• [DATA TO USE]
◇ ◇ ◇ ◇ ◇ ◇ ◇

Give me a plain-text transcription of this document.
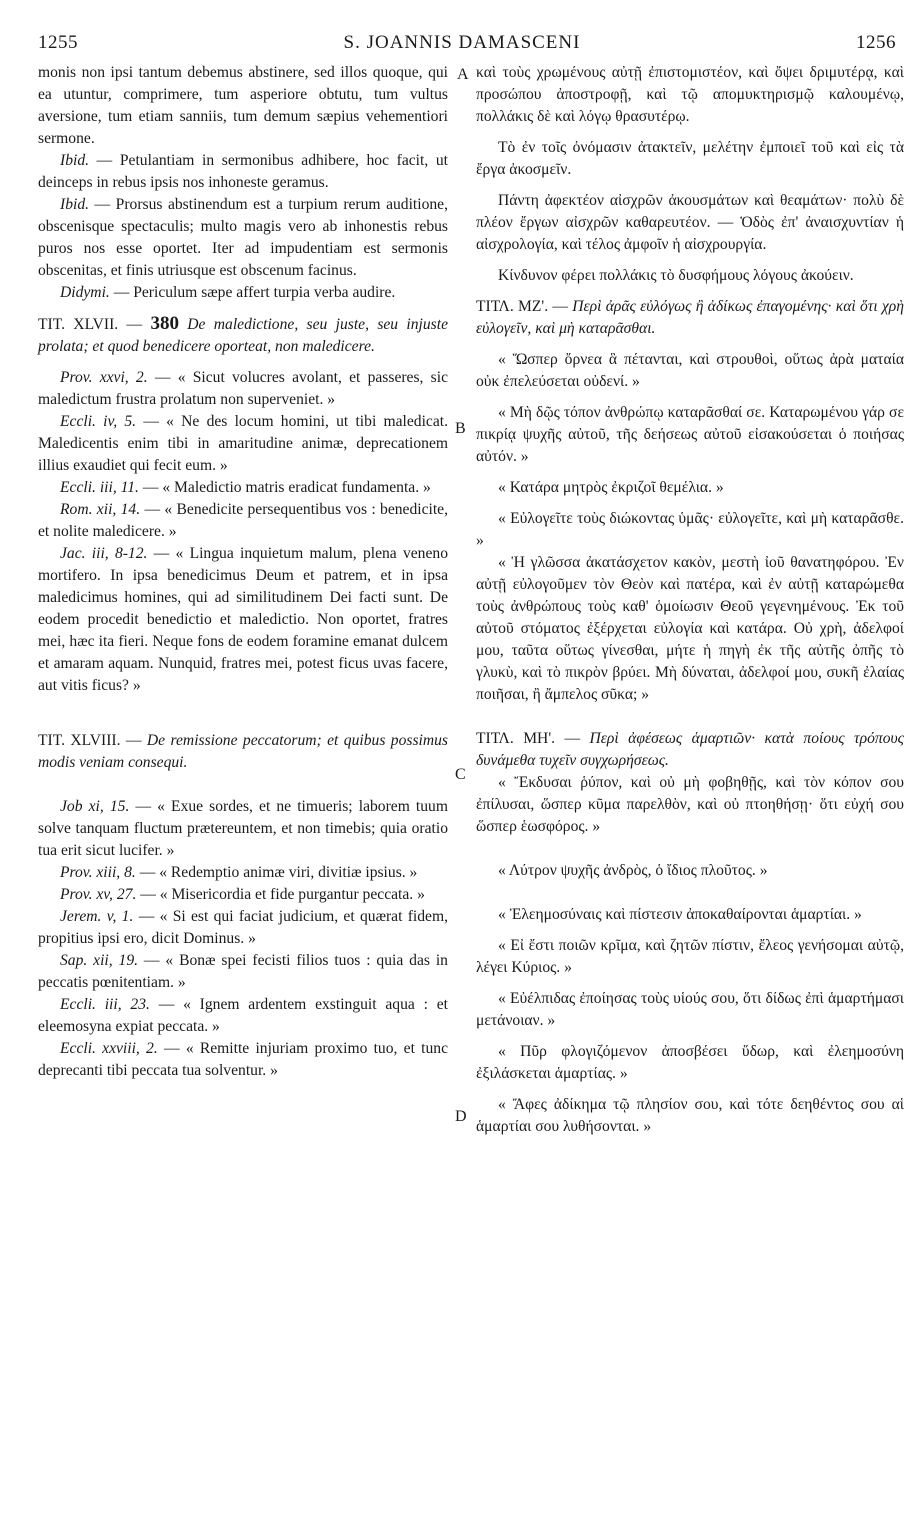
1255	S. JOANNIS DAMASCENI	1256
A
B
C
D

monis non ipsi tantum debemus abstinere, sed illos quoque, qui ea utuntur, comprimere, tum asperiore obtutu, tum vultus aversione, tum etiam sanniis, tum demum sæpius vehementiori sermone.

Ibid. — Petulantiam in sermonibus adhibere, hoc facit, ut deinceps in rebus ipsis nos inhoneste geramus.

Ibid. — Prorsus abstinendum est a turpium rerum auditione, obscenisque spectaculis; multo magis vero ab inhonestis rebus puros nos esse oportet. Iter ad impudentiam est sermonis obscenitas, et finis utriusque est obscenum facinus.

Didymi. — Periculum sæpe affert turpia verba audire.

TIT. XLVII. — 380 De maledictione, seu juste, seu injuste prolata; et quod benedicere oporteat, non maledicere.

Prov. xxvi, 2. — « Sicut volucres avolant, et passeres, sic maledictum frustra prolatum non superveniet. »

Eccli. iv, 5. — « Ne des locum homini, ut tibi maledicat. Maledicentis enim tibi in amaritudine animæ, deprecationem illius exaudiet qui fecit eum. »

Eccli. iii, 11. — « Maledictio matris eradicat fundamenta. »

Rom. xii, 14. — « Benedicite persequentibus vos : benedicite, et nolite maledicere. »

Jac. iii, 8-12. — « Lingua inquietum malum, plena veneno mortifero. In ipsa benedicimus Deum et patrem, et in ipsa maledicimus homines, qui ad similitudinem Dei facti sunt. De eodem procedit benedictio et maledictio. Non oportet, fratres mei, hæc ita fieri. Neque fons de eodem foramine emanat dulcem et amaram aquam. Nunquid, fratres mei, potest ficus uvas facere, aut vitis ficus? »

TIT. XLVIII. — De remissione peccatorum; et quibus possimus modis veniam consequi.

Job xi, 15. — « Exue sordes, et ne timueris; laborem tuum solve tanquam fluctum prætereuntem, et non timebis; quia oratio tua erit sicut lucifer. »

Prov. xiii, 8. — « Redemptio animæ viri, divitiæ ipsius. »

Prov. xv, 27. — « Misericordia et fide purgantur peccata. »

Jerem. v, 1. — « Si est qui faciat judicium, et quærat fidem, propitius ipsi ero, dicit Dominus. »

Sap. xii, 19. — « Bonæ spei fecisti filios tuos : quia das in peccatis pœnitentiam. »

Eccli. iii, 23. — « Ignem ardentem exstinguit aqua : et eleemosyna expiat peccata. »

Eccli. xxviii, 2. — « Remitte injuriam proximo tuo, et tunc deprecanti tibi peccata tua solventur. »

καὶ τοὺς χρωμένους αὐτῇ ἐπιστομιστέον, καὶ ὄψει δριμυτέρᾳ, καὶ προσώπου ἀποστροφῇ, καὶ τῷ απομυκτηρισμῷ καλουμένῳ, πολλάκις δὲ καὶ λόγῳ θρασυτέρῳ.

Τὸ ἐν τοῖς ὀνόμασιν ἀτακτεῖν, μελέτην ἐμποιεῖ τοῦ καὶ εἰς τὰ ἔργα ἀκοσμεῖν.

Πάντη ἀφεκτέον αἰσχρῶν ἀκουσμάτων καὶ θεαμάτων· πολὺ δὲ πλέον ἔργων αἰσχρῶν καθαρευτέον. — Ὁδὸς ἐπ' ἀναισχυντίαν ἡ αἰσχρολογία, καὶ τέλος ἀμφοῖν ἡ αἰσχρουργία.

Κίνδυνον φέρει πολλάκις τὸ δυσφήμους λόγους ἀκούειν.

ΤΙΤΛ. ΜΖ'. — Περὶ ἀρᾶς εὐλόγως ἢ ἀδίκως ἐπαγομένης· καὶ ὅτι χρὴ εὐλογεῖν, καὶ μὴ καταρᾶσθαι.

« Ὥσπερ ὄρνεα ἃ πέτανται, καὶ στρουθοὶ, οὕτως ἀρὰ ματαία οὐκ ἐπελεύσεται οὐδενί. »

« Μὴ δῷς τόπον ἀνθρώπῳ καταρᾶσθαί σε. Καταρωμένου γάρ σε πικρίᾳ ψυχῆς αὐτοῦ, τῆς δεήσεως αὐτοῦ εἰσακούσεται ὁ ποιήσας αὐτόν. »

« Κατάρα μητρὸς ἐκριζοῖ θεμέλια. »

« Εὐλογεῖτε τοὺς διώκοντας ὑμᾶς· εὐλογεῖτε, καὶ μὴ καταρᾶσθε. »

« Ἡ γλῶσσα ἀκατάσχετον κακὸν, μεστὴ ἰοῦ θανατηφόρου. Ἐν αὐτῇ εὐλογοῦμεν τὸν Θεὸν καὶ πατέρα, καὶ ἐν αὐτῇ καταρώμεθα τοὺς ἀνθρώπους τοὺς καθ' ὁμοίωσιν Θεοῦ γεγενημένους. Ἐκ τοῦ αὐτοῦ στόματος ἐξέρχεται εὐλογία καὶ κατάρα. Οὐ χρὴ, ἀδελφοί μου, ταῦτα οὕτως γίνεσθαι, μήτε ἡ πηγὴ ἐκ τῆς αὐτῆς ὀπῆς τὸ γλυκὺ, καὶ τὸ πικρὸν βρύει. Μὴ δύναται, ἀδελφοί μου, συκῆ ἐλαίας ποιῆσαι, ἢ ἄμπελος σῦκα; »

ΤΙΤΛ. ΜΗ'. — Περὶ ἀφέσεως ἁμαρτιῶν· κατὰ ποίους τρόπους δυνάμεθα τυχεῖν συγχωρήσεως.

« Ἔκδυσαι ῥύπον, καὶ οὐ μὴ φοβηθῇς, καὶ τὸν κόπον σου ἐπίλυσαι, ὥσπερ κῦμα παρελθὸν, καὶ οὐ πτοηθήσῃ· ὅτι εὐχή σου ὥσπερ ἑωσφόρος. »

« Λύτρον ψυχῆς ἀνδρὸς, ὁ ἴδιος πλοῦτος. »

« Ἐλεημοσύναις καὶ πίστεσιν ἀποκαθαίρονται ἁμαρτίαι. »

« Εἰ ἔστι ποιῶν κρῖμα, καὶ ζητῶν πίστιν, ἔλεος γενήσομαι αὐτῷ, λέγει Κύριος. »

« Εὐέλπιδας ἐποίησας τοὺς υἱούς σου, ὅτι δίδως ἐπὶ ἁμαρτήμασι μετάνοιαν. »

« Πῦρ φλογιζόμενον ἀποσβέσει ὕδωρ, καὶ ἐλεημοσύνη ἐξιλάσκεται ἁμαρτίας. »

« Ἄφες ἀδίκημα τῷ πλησίον σου, καὶ τότε δεηθέντος σου αἱ ἁμαρτίαι σου λυθήσονται. »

◇ ◇ ◇ ◇ ◇ ◇ ◇

• [TASK]
Across the entries above, how many lines contain "animæ"? Provide only the count.

• [FINAL RESULT]
2